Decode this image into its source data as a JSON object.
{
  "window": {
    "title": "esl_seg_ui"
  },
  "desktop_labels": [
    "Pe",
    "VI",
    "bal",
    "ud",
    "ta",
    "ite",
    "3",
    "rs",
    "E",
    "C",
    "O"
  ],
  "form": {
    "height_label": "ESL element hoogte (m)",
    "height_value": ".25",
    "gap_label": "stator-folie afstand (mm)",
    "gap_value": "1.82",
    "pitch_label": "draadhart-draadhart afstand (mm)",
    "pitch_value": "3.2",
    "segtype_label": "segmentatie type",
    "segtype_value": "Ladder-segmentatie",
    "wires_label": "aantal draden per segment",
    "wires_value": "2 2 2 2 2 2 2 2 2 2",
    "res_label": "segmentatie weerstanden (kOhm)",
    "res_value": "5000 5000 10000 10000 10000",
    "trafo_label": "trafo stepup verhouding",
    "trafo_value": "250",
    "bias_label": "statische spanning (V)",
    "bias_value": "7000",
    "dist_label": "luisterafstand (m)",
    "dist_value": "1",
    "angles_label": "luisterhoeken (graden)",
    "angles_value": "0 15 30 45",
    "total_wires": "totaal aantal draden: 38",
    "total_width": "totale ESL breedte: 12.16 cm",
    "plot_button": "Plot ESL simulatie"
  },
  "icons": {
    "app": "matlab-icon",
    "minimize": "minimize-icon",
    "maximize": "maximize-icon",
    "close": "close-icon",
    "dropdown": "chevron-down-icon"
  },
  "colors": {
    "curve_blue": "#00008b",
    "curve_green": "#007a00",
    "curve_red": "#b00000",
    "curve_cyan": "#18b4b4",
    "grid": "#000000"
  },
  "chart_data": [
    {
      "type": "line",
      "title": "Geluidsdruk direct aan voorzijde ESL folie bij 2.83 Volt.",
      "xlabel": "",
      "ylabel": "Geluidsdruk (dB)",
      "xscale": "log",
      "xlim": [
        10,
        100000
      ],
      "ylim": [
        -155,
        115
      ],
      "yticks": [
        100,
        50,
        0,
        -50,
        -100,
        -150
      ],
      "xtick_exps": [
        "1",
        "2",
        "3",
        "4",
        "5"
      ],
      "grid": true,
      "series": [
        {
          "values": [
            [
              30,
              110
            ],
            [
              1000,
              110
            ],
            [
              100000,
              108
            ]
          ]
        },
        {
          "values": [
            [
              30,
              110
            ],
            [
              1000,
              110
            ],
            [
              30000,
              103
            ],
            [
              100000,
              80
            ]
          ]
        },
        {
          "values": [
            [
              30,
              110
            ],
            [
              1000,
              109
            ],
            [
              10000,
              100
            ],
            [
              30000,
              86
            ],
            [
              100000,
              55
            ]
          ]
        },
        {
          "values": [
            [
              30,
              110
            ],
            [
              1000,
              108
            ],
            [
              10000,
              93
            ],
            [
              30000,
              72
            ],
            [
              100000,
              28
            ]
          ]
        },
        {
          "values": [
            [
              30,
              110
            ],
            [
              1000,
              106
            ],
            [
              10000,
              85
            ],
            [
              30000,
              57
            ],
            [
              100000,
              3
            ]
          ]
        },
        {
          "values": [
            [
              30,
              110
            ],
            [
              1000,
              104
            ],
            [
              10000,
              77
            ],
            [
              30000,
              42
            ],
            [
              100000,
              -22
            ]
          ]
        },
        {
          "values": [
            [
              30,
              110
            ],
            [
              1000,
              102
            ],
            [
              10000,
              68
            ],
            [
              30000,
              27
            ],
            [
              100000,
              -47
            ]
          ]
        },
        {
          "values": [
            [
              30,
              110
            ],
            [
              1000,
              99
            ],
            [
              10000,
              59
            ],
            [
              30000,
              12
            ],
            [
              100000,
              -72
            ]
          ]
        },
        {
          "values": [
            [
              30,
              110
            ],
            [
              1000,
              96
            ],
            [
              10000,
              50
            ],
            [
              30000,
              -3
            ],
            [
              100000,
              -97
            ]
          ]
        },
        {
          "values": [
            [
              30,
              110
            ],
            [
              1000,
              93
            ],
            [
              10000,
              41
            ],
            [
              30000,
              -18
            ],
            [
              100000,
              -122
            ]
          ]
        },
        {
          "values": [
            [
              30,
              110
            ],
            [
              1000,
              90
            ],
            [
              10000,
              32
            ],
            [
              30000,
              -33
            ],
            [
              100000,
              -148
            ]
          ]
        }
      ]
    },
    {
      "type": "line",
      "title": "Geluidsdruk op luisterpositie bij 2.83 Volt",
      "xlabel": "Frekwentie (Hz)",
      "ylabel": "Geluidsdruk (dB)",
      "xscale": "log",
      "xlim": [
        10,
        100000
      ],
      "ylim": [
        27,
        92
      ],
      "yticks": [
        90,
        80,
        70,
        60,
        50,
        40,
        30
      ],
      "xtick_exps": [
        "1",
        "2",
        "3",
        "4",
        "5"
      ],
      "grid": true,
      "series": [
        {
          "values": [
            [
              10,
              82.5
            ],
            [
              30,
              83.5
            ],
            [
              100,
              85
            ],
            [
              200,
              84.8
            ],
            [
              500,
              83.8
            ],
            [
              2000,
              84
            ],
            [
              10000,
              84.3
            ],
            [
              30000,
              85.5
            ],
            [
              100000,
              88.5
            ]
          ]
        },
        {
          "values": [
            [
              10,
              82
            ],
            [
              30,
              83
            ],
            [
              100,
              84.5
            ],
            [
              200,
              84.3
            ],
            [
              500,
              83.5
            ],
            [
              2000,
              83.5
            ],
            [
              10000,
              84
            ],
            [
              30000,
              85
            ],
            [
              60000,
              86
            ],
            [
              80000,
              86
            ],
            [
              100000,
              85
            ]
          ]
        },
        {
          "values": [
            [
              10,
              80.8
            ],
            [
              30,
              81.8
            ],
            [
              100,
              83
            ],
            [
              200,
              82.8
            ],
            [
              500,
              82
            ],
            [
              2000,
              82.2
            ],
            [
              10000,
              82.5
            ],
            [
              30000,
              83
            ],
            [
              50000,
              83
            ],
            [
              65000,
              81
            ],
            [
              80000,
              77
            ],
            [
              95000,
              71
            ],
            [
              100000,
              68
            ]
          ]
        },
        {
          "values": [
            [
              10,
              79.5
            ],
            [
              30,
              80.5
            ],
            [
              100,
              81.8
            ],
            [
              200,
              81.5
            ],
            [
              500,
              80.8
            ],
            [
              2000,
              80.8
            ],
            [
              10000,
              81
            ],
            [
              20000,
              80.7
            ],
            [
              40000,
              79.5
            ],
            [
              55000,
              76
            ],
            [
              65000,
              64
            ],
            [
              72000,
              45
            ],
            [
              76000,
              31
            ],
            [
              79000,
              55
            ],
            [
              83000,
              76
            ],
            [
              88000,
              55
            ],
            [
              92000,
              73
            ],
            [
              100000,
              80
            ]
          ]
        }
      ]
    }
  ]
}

━━━

THE TASK. Nothing may be left out: return each entry exactly as it reads.

RESULT FOR THIS TASK.
Decode this image into its source data as a JSON object.
{
  "window": {
    "title": "esl_seg_ui"
  },
  "desktop_labels": [
    "Pe",
    "VI",
    "bal",
    "ud",
    "ta",
    "ite",
    "3",
    "rs",
    "E",
    "C",
    "O"
  ],
  "form": {
    "height_label": "ESL element hoogte (m)",
    "height_value": ".25",
    "gap_label": "stator-folie afstand (mm)",
    "gap_value": "1.82",
    "pitch_label": "draadhart-draadhart afstand (mm)",
    "pitch_value": "3.2",
    "segtype_label": "segmentatie type",
    "segtype_value": "Ladder-segmentatie",
    "wires_label": "aantal draden per segment",
    "wires_value": "2 2 2 2 2 2 2 2 2 2",
    "res_label": "segmentatie weerstanden (kOhm)",
    "res_value": "5000 5000 10000 10000 10000",
    "trafo_label": "trafo stepup verhouding",
    "trafo_value": "250",
    "bias_label": "statische spanning (V)",
    "bias_value": "7000",
    "dist_label": "luisterafstand (m)",
    "dist_value": "1",
    "angles_label": "luisterhoeken (graden)",
    "angles_value": "0 15 30 45",
    "total_wires": "totaal aantal draden: 38",
    "total_width": "totale ESL breedte: 12.16 cm",
    "plot_button": "Plot ESL simulatie"
  },
  "icons": {
    "app": "matlab-icon",
    "minimize": "minimize-icon",
    "maximize": "maximize-icon",
    "close": "close-icon",
    "dropdown": "chevron-down-icon"
  },
  "colors": {
    "curve_blue": "#00008b",
    "curve_green": "#007a00",
    "curve_red": "#b00000",
    "curve_cyan": "#18b4b4",
    "grid": "#000000"
  },
  "chart_data": [
    {
      "type": "line",
      "title": "Geluidsdruk direct aan voorzijde ESL folie bij 2.83 Volt.",
      "xlabel": "",
      "ylabel": "Geluidsdruk (dB)",
      "xscale": "log",
      "xlim": [
        10,
        100000
      ],
      "ylim": [
        -155,
        115
      ],
      "yticks": [
        100,
        50,
        0,
        -50,
        -100,
        -150
      ],
      "xtick_exps": [
        "1",
        "2",
        "3",
        "4",
        "5"
      ],
      "grid": true,
      "series": [
        {
          "values": [
            [
              30,
              110
            ],
            [
              1000,
              110
            ],
            [
              100000,
              108
            ]
          ]
        },
        {
          "values": [
            [
              30,
              110
            ],
            [
              1000,
              110
            ],
            [
              30000,
              103
            ],
            [
              100000,
              80
            ]
          ]
        },
        {
          "values": [
            [
              30,
              110
            ],
            [
              1000,
              109
            ],
            [
              10000,
              100
            ],
            [
              30000,
              86
            ],
            [
              100000,
              55
            ]
          ]
        },
        {
          "values": [
            [
              30,
              110
            ],
            [
              1000,
              108
            ],
            [
              10000,
              93
            ],
            [
              30000,
              72
            ],
            [
              100000,
              28
            ]
          ]
        },
        {
          "values": [
            [
              30,
              110
            ],
            [
              1000,
              106
            ],
            [
              10000,
              85
            ],
            [
              30000,
              57
            ],
            [
              100000,
              3
            ]
          ]
        },
        {
          "values": [
            [
              30,
              110
            ],
            [
              1000,
              104
            ],
            [
              10000,
              77
            ],
            [
              30000,
              42
            ],
            [
              100000,
              -22
            ]
          ]
        },
        {
          "values": [
            [
              30,
              110
            ],
            [
              1000,
              102
            ],
            [
              10000,
              68
            ],
            [
              30000,
              27
            ],
            [
              100000,
              -47
            ]
          ]
        },
        {
          "values": [
            [
              30,
              110
            ],
            [
              1000,
              99
            ],
            [
              10000,
              59
            ],
            [
              30000,
              12
            ],
            [
              100000,
              -72
            ]
          ]
        },
        {
          "values": [
            [
              30,
              110
            ],
            [
              1000,
              96
            ],
            [
              10000,
              50
            ],
            [
              30000,
              -3
            ],
            [
              100000,
              -97
            ]
          ]
        },
        {
          "values": [
            [
              30,
              110
            ],
            [
              1000,
              93
            ],
            [
              10000,
              41
            ],
            [
              30000,
              -18
            ],
            [
              100000,
              -122
            ]
          ]
        },
        {
          "values": [
            [
              30,
              110
            ],
            [
              1000,
              90
            ],
            [
              10000,
              32
            ],
            [
              30000,
              -33
            ],
            [
              100000,
              -148
            ]
          ]
        }
      ]
    },
    {
      "type": "line",
      "title": "Geluidsdruk op luisterpositie bij 2.83 Volt",
      "xlabel": "Frekwentie (Hz)",
      "ylabel": "Geluidsdruk (dB)",
      "xscale": "log",
      "xlim": [
        10,
        100000
      ],
      "ylim": [
        27,
        92
      ],
      "yticks": [
        90,
        80,
        70,
        60,
        50,
        40,
        30
      ],
      "xtick_exps": [
        "1",
        "2",
        "3",
        "4",
        "5"
      ],
      "grid": true,
      "series": [
        {
          "values": [
            [
              10,
              82.5
            ],
            [
              30,
              83.5
            ],
            [
              100,
              85
            ],
            [
              200,
              84.8
            ],
            [
              500,
              83.8
            ],
            [
              2000,
              84
            ],
            [
              10000,
              84.3
            ],
            [
              30000,
              85.5
            ],
            [
              100000,
              88.5
            ]
          ]
        },
        {
          "values": [
            [
              10,
              82
            ],
            [
              30,
              83
            ],
            [
              100,
              84.5
            ],
            [
              200,
              84.3
            ],
            [
              500,
              83.5
            ],
            [
              2000,
              83.5
            ],
            [
              10000,
              84
            ],
            [
              30000,
              85
            ],
            [
              60000,
              86
            ],
            [
              80000,
              86
            ],
            [
              100000,
              85
            ]
          ]
        },
        {
          "values": [
            [
              10,
              80.8
            ],
            [
              30,
              81.8
            ],
            [
              100,
              83
            ],
            [
              200,
              82.8
            ],
            [
              500,
              82
            ],
            [
              2000,
              82.2
            ],
            [
              10000,
              82.5
            ],
            [
              30000,
              83
            ],
            [
              50000,
              83
            ],
            [
              65000,
              81
            ],
            [
              80000,
              77
            ],
            [
              95000,
              71
            ],
            [
              100000,
              68
            ]
          ]
        },
        {
          "values": [
            [
              10,
              79.5
            ],
            [
              30,
              80.5
            ],
            [
              100,
              81.8
            ],
            [
              200,
              81.5
            ],
            [
              500,
              80.8
            ],
            [
              2000,
              80.8
            ],
            [
              10000,
              81
            ],
            [
              20000,
              80.7
            ],
            [
              40000,
              79.5
            ],
            [
              55000,
              76
            ],
            [
              65000,
              64
            ],
            [
              72000,
              45
            ],
            [
              76000,
              31
            ],
            [
              79000,
              55
            ],
            [
              83000,
              76
            ],
            [
              88000,
              55
            ],
            [
              92000,
              73
            ],
            [
              100000,
              80
            ]
          ]
        }
      ]
    }
  ]
}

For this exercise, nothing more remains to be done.